======== Records for the exercise ========
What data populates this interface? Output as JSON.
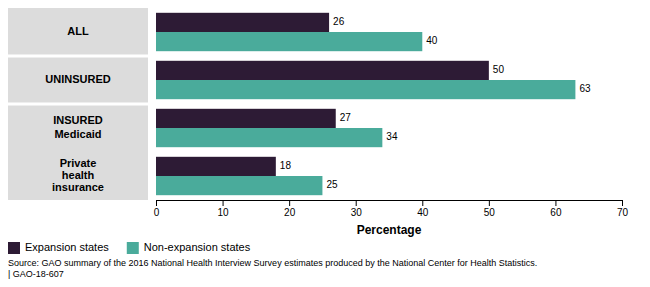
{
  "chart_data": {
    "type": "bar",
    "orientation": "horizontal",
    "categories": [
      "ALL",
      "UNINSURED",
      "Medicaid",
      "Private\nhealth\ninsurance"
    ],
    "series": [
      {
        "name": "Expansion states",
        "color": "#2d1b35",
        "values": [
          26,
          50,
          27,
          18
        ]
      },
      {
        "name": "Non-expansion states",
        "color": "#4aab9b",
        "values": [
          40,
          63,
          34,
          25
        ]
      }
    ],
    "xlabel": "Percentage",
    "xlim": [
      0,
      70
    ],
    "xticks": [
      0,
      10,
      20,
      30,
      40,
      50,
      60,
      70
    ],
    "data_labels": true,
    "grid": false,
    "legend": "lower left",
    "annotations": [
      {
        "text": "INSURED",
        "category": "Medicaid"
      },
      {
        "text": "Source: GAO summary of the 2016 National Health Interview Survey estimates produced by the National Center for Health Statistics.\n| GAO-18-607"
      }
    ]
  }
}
========
## Exercise brief
Reproduce the data verbatim. Do not carry any picture into the copy.

## Result for this exercise
What data populates this interface? Output as JSON.
{
  "chart_data": {
    "type": "bar",
    "orientation": "horizontal",
    "categories": [
      "ALL",
      "UNINSURED",
      "Medicaid",
      "Private\nhealth\ninsurance"
    ],
    "series": [
      {
        "name": "Expansion states",
        "color": "#2d1b35",
        "values": [
          26,
          50,
          27,
          18
        ]
      },
      {
        "name": "Non-expansion states",
        "color": "#4aab9b",
        "values": [
          40,
          63,
          34,
          25
        ]
      }
    ],
    "xlabel": "Percentage",
    "xlim": [
      0,
      70
    ],
    "xticks": [
      0,
      10,
      20,
      30,
      40,
      50,
      60,
      70
    ],
    "data_labels": true,
    "grid": false,
    "legend": "lower left",
    "annotations": [
      {
        "text": "INSURED",
        "category": "Medicaid"
      },
      {
        "text": "Source: GAO summary of the 2016 National Health Interview Survey estimates produced by the National Center for Health Statistics.\n| GAO-18-607"
      }
    ]
  }
}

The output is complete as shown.